TASK INSTRUCTIONS:
Write out the listing beneath this instruction in its entirety, exactly as it reads.

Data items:
- - -

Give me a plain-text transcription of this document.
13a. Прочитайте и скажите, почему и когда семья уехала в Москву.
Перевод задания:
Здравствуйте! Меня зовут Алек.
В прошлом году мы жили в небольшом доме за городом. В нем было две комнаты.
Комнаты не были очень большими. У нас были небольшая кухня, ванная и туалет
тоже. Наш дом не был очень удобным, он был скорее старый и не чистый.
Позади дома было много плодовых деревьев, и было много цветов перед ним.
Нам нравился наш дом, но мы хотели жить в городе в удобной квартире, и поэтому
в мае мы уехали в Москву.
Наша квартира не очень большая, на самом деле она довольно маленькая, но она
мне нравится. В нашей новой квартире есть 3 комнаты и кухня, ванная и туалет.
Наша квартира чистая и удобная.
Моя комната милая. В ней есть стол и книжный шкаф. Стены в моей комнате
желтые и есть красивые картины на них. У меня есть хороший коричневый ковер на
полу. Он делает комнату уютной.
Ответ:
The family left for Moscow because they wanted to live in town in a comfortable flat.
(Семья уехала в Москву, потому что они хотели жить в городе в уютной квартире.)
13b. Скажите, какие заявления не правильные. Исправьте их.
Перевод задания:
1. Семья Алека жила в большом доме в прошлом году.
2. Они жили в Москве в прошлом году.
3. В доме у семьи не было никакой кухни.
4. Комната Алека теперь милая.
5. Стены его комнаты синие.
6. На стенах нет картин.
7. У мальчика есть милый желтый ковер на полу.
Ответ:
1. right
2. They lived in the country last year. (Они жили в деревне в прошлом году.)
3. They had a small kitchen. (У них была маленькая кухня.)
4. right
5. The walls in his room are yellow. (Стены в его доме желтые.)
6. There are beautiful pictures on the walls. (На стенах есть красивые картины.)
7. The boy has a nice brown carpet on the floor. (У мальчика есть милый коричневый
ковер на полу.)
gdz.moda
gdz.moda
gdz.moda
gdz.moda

- - -

PROBLEM SOLUTION:
Give me a plain-text transcription of this document.
13a. Прочитайте и скажите, почему и когда семья уехала в Москву.
Перевод задания:
Здравствуйте! Меня зовут Алек.
В прошлом году мы жили в небольшом доме за городом. В нем было две комнаты.
Комнаты не были очень большими. У нас были небольшая кухня, ванная и туалет
тоже. Наш дом не был очень удобным, он был скорее старый и не чистый.
Позади дома было много плодовых деревьев, и было много цветов перед ним.
Нам нравился наш дом, но мы хотели жить в городе в удобной квартире, и поэтому
в мае мы уехали в Москву.
Наша квартира не очень большая, на самом деле она довольно маленькая, но она
мне нравится. В нашей новой квартире есть 3 комнаты и кухня, ванная и туалет.
Наша квартира чистая и удобная.
Моя комната милая. В ней есть стол и книжный шкаф. Стены в моей комнате
желтые и есть красивые картины на них. У меня есть хороший коричневый ковер на
полу. Он делает комнату уютной.
Ответ:
The family left for Moscow because they wanted to live in town in a comfortable flat.
(Семья уехала в Москву, потому что они хотели жить в городе в уютной квартире.)
13b. Скажите, какие заявления не правильные. Исправьте их.
Перевод задания:
1. Семья Алека жила в большом доме в прошлом году.
2. Они жили в Москве в прошлом году.
3. В доме у семьи не было никакой кухни.
4. Комната Алека теперь милая.
5. Стены его комнаты синие.
6. На стенах нет картин.
7. У мальчика есть милый желтый ковер на полу.
Ответ:
1. right
2. They lived in the country last year. (Они жили в деревне в прошлом году.)
3. They had a small kitchen. (У них была маленькая кухня.)
4. right
5. The walls in his room are yellow. (Стены в его доме желтые.)
6. There are beautiful pictures on the walls. (На стенах есть красивые картины.)
7. The boy has a nice brown carpet on the floor. (У мальчика есть милый коричневый
ковер на полу.)
gdz.moda
gdz.moda
gdz.moda
gdz.moda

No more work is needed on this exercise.